Muchas gracias por adelantado.


----------



## juandiego

Yo diría algo así como:
*Lamas y listones montantes*.


----------



## van_pelt

Pues suena bastante bien, juandiego. 

¿Alguien tiene alguna otra sugerencia?

Gracias


----------



## iheartL&O

A mí también me interesa saber de una frase en español que signifique lo mismo que board-and-batten. ¿Alguien nos da una segunda opinión?


----------



## juandiego

Same poster here again.

According to the images now I see on Google, perhaps it would be better: *Bastidor panelado en fondo*, *bastidor enfondado en panel* or *bastidor visto panelado* (assuming the batten frame is always on top of the board).

Literally, I'd say that something like *montantes y panel* is very close, or even *bastidor y panel*.
 The problem is that this constructive system is hardly if ever used around here and I don't think we have a, say, standard translation.

A construction engineer's opinion, mind you.


----------



## iheartL&O

Juandiego,

Aprecio tus sugerencia y tambien tus correcciones. Con tanta prisa, no me di cuenta de cuántos errores cometí. Trataré de ser más cuidadosa en el futuro.


----------



## iheartL&O

He visto: de tabla y liston. ¿Has escuchado esa manera de describir una casa?


----------



## juandiego

Hola, iheartL&O.

Es similar a los descrito anteriormente. La _tabla_, sin embargo, suele ser sólo si es de madera natural y no suele medir más de 15-20 cm de ancho (2-3 cm de espesor). Tal vez mejor para esto _tablero_ que está abierto a mayores anchuras y composiciones mejoradas.

_Listón_ también está bien, se refiere al nombre del elemento: una pieza larga de madera de no demasiada sección rectangular. Un _montante_ es un listón vertical y un _bastidor_ es un conjunto de listones que forman una estructura para sujetar otra cosa.


----------



## iheartL&O

Gracias Juandiego por tu paciencia conmigo y tus buenas explicaciones. Un abrazo.


----------



## juandiego

De nada, iheartL&O, un placer serte útil.

Veo que estás en La república Dominicana, tal vez allí sí se construya con madera y puedan tener algo más específico para _board and batten_. Aquí en España la construcción de edificios en madera casi no existe; todo suele  ser de materiales duros: hormigón, ladrillo, piedra etc. La madera se utiliza casi exclusivamente en decoración (suelos, muebles, etc).


----------



## translator.cat

A quien pueda ser útil.

El Art&Architecture Thesaurus del Getty Research Institute recoge las denominaciones "entablado y listonado" y "entablado vertical" de dos fuentes distintas, y define la técnica como: "Tablas en las cuales las uniones entre los tableros colocados verticalmente están cubiertas de delgadas tiras de madera."

Saludos


----------

» **Entradas proporcionadas**
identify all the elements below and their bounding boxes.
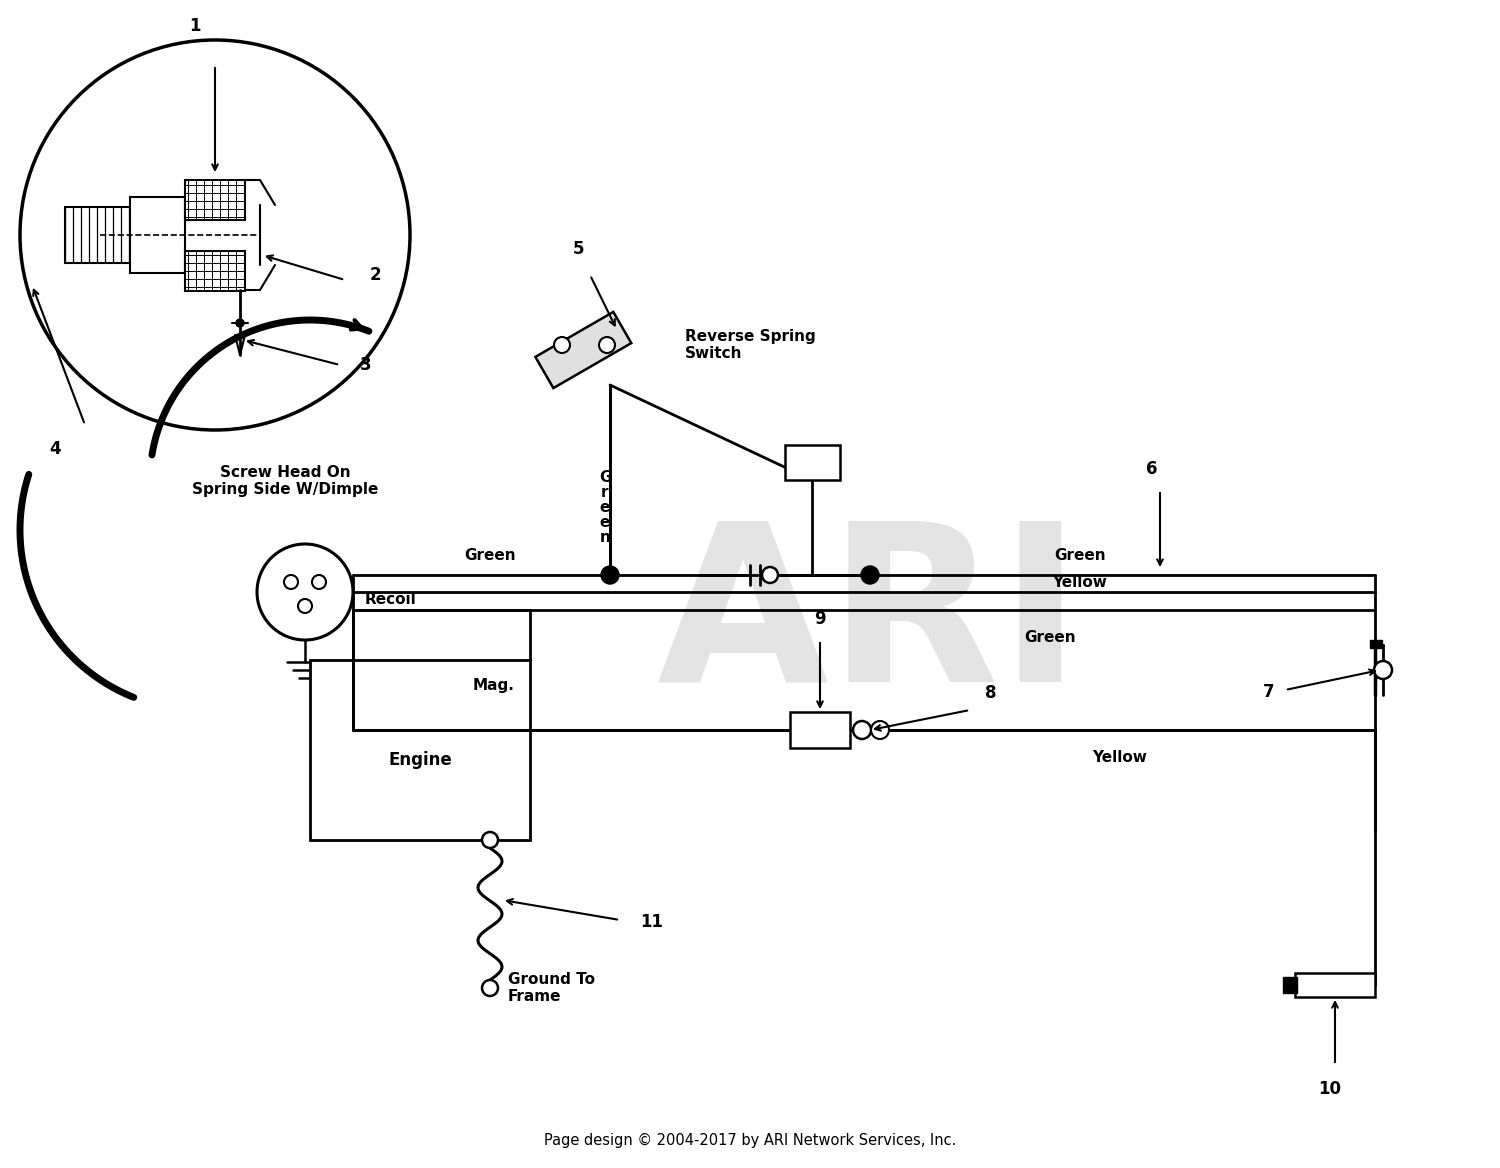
Circle shape [482,832,498,848]
Text: Screw Head On
Spring Side W/Dimple: Screw Head On Spring Side W/Dimple [192,465,378,498]
Circle shape [861,566,879,584]
Bar [1370,640,1382,648]
Circle shape [602,566,619,584]
Circle shape [853,721,871,739]
Text: 3: 3 [360,356,372,374]
Text: 10: 10 [1318,1080,1341,1098]
Circle shape [1374,661,1392,679]
Text: 11: 11 [640,913,663,931]
Text: 2: 2 [370,266,381,284]
Bar [184,180,244,220]
Text: 6: 6 [1146,460,1158,478]
Text: Yellow: Yellow [1092,750,1148,765]
Circle shape [871,721,889,739]
Bar [1294,973,1376,997]
Text: 9: 9 [815,610,827,628]
Text: Engine: Engine [388,751,452,769]
Circle shape [298,599,312,613]
Text: 5: 5 [573,239,584,258]
Circle shape [598,338,615,353]
Text: 1: 1 [189,18,201,35]
Text: Yellow: Yellow [1053,575,1107,590]
Text: G
r
e
e
n: G r e e n [598,470,612,545]
Circle shape [284,575,298,589]
Bar [790,712,850,748]
Text: Mag.: Mag. [472,677,514,693]
Circle shape [20,40,410,430]
Text: Green: Green [1024,630,1075,645]
Circle shape [482,980,498,996]
Text: Green: Green [464,548,516,563]
Text: Reverse Spring
Switch: Reverse Spring Switch [686,329,816,361]
Bar [310,660,530,840]
Text: ARI: ARI [657,513,1083,726]
Bar [1282,976,1298,993]
Bar [536,312,632,388]
Text: 7: 7 [1263,683,1275,701]
Text: Ground To
Frame: Ground To Frame [509,972,596,1004]
Bar [130,197,184,273]
Text: Recoil: Recoil [364,592,417,607]
Circle shape [256,544,352,640]
Circle shape [554,338,570,353]
Text: 8: 8 [986,684,996,702]
Circle shape [762,566,778,583]
Circle shape [236,319,244,327]
Circle shape [312,575,326,589]
Bar [184,251,244,291]
Text: 4: 4 [50,440,62,458]
Text: Page design © 2004-2017 by ARI Network Services, Inc.: Page design © 2004-2017 by ARI Network S… [544,1133,956,1147]
Bar [784,445,840,480]
Text: Green: Green [1054,548,1106,563]
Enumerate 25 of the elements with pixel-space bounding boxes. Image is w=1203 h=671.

» **El problema**
Actualiza un pasaje del texto de lectura. Copia todo lo que va desde "The problem is" hasta "opinion, mind you." y pon "building method" en lugar de "constructive system".

» **Respuesta del ejercicio**
The problem is that this building method is hardly if ever used around here and I don't think we have a, say, standard translation.

A construction engineer's opinion, mind you.